[START OF Data shown]
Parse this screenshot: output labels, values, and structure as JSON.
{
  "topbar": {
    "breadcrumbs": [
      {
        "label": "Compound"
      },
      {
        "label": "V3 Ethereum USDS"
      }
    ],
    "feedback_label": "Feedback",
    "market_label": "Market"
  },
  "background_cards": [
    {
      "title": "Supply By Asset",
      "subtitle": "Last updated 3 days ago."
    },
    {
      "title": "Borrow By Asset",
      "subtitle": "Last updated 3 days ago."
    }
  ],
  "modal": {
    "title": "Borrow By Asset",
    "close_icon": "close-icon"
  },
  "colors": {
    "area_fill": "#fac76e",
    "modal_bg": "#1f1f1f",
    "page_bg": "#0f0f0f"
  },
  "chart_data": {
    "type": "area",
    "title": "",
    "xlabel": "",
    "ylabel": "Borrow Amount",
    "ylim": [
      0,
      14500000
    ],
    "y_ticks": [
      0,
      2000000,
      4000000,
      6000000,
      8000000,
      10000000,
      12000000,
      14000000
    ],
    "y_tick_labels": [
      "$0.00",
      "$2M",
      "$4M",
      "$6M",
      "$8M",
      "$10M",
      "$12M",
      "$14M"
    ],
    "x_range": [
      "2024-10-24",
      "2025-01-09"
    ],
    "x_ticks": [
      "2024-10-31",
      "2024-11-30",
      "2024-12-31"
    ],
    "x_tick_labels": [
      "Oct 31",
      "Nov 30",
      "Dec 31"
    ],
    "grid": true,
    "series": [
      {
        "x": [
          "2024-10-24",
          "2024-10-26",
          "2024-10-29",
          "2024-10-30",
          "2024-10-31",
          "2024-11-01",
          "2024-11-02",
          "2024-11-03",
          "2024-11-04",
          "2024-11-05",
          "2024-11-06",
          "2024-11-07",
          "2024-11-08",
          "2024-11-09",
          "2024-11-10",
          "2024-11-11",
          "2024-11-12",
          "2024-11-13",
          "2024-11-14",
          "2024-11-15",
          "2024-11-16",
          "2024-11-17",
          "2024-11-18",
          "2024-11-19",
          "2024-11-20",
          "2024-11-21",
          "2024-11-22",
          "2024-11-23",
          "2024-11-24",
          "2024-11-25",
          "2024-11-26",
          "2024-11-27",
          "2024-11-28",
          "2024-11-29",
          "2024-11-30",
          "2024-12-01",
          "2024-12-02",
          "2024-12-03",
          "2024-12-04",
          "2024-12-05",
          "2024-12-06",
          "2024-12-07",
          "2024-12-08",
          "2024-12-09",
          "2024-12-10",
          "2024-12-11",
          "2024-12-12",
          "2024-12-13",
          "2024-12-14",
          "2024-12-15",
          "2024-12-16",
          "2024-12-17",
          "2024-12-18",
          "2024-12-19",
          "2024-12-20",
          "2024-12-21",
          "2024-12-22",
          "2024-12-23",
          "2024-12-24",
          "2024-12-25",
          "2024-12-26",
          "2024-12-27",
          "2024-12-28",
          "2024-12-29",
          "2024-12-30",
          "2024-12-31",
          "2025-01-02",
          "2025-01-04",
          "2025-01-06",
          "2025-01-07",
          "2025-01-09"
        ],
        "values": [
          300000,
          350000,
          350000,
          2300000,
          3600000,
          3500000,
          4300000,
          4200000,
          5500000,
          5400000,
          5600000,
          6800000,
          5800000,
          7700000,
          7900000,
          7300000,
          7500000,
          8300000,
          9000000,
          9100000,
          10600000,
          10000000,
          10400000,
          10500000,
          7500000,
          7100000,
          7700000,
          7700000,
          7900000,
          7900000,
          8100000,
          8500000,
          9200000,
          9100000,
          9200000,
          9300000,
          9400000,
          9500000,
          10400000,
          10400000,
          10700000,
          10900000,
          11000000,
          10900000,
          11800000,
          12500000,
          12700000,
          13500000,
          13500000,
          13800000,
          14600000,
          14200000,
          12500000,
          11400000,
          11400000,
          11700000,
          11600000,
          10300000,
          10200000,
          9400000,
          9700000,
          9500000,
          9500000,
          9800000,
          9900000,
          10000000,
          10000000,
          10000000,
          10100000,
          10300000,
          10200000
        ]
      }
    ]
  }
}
[END OF Data shown]
■ Your instructions:
Your task is to extract all of the records exactly.

■ Correct response:
Parse this screenshot: output labels, values, and structure as JSON.
{
  "topbar": {
    "breadcrumbs": [
      {
        "label": "Compound"
      },
      {
        "label": "V3 Ethereum USDS"
      }
    ],
    "feedback_label": "Feedback",
    "market_label": "Market"
  },
  "background_cards": [
    {
      "title": "Supply By Asset",
      "subtitle": "Last updated 3 days ago."
    },
    {
      "title": "Borrow By Asset",
      "subtitle": "Last updated 3 days ago."
    }
  ],
  "modal": {
    "title": "Borrow By Asset",
    "close_icon": "close-icon"
  },
  "colors": {
    "area_fill": "#fac76e",
    "modal_bg": "#1f1f1f",
    "page_bg": "#0f0f0f"
  },
  "chart_data": {
    "type": "area",
    "title": "",
    "xlabel": "",
    "ylabel": "Borrow Amount",
    "ylim": [
      0,
      14500000
    ],
    "y_ticks": [
      0,
      2000000,
      4000000,
      6000000,
      8000000,
      10000000,
      12000000,
      14000000
    ],
    "y_tick_labels": [
      "$0.00",
      "$2M",
      "$4M",
      "$6M",
      "$8M",
      "$10M",
      "$12M",
      "$14M"
    ],
    "x_range": [
      "2024-10-24",
      "2025-01-09"
    ],
    "x_ticks": [
      "2024-10-31",
      "2024-11-30",
      "2024-12-31"
    ],
    "x_tick_labels": [
      "Oct 31",
      "Nov 30",
      "Dec 31"
    ],
    "grid": true,
    "series": [
      {
        "x": [
          "2024-10-24",
          "2024-10-26",
          "2024-10-29",
          "2024-10-30",
          "2024-10-31",
          "2024-11-01",
          "2024-11-02",
          "2024-11-03",
          "2024-11-04",
          "2024-11-05",
          "2024-11-06",
          "2024-11-07",
          "2024-11-08",
          "2024-11-09",
          "2024-11-10",
          "2024-11-11",
          "2024-11-12",
          "2024-11-13",
          "2024-11-14",
          "2024-11-15",
          "2024-11-16",
          "2024-11-17",
          "2024-11-18",
          "2024-11-19",
          "2024-11-20",
          "2024-11-21",
          "2024-11-22",
          "2024-11-23",
          "2024-11-24",
          "2024-11-25",
          "2024-11-26",
          "2024-11-27",
          "2024-11-28",
          "2024-11-29",
          "2024-11-30",
          "2024-12-01",
          "2024-12-02",
          "2024-12-03",
          "2024-12-04",
          "2024-12-05",
          "2024-12-06",
          "2024-12-07",
          "2024-12-08",
          "2024-12-09",
          "2024-12-10",
          "2024-12-11",
          "2024-12-12",
          "2024-12-13",
          "2024-12-14",
          "2024-12-15",
          "2024-12-16",
          "2024-12-17",
          "2024-12-18",
          "2024-12-19",
          "2024-12-20",
          "2024-12-21",
          "2024-12-22",
          "2024-12-23",
          "2024-12-24",
          "2024-12-25",
          "2024-12-26",
          "2024-12-27",
          "2024-12-28",
          "2024-12-29",
          "2024-12-30",
          "2024-12-31",
          "2025-01-02",
          "2025-01-04",
          "2025-01-06",
          "2025-01-07",
          "2025-01-09"
        ],
        "values": [
          300000,
          350000,
          350000,
          2300000,
          3600000,
          3500000,
          4300000,
          4200000,
          5500000,
          5400000,
          5600000,
          6800000,
          5800000,
          7700000,
          7900000,
          7300000,
          7500000,
          8300000,
          9000000,
          9100000,
          10600000,
          10000000,
          10400000,
          10500000,
          7500000,
          7100000,
          7700000,
          7700000,
          7900000,
          7900000,
          8100000,
          8500000,
          9200000,
          9100000,
          9200000,
          9300000,
          9400000,
          9500000,
          10400000,
          10400000,
          10700000,
          10900000,
          11000000,
          10900000,
          11800000,
          12500000,
          12700000,
          13500000,
          13500000,
          13800000,
          14600000,
          14200000,
          12500000,
          11400000,
          11400000,
          11700000,
          11600000,
          10300000,
          10200000,
          9400000,
          9700000,
          9500000,
          9500000,
          9800000,
          9900000,
          10000000,
          10000000,
          10000000,
          10100000,
          10300000,
          10200000
        ]
      }
    ]
  }
}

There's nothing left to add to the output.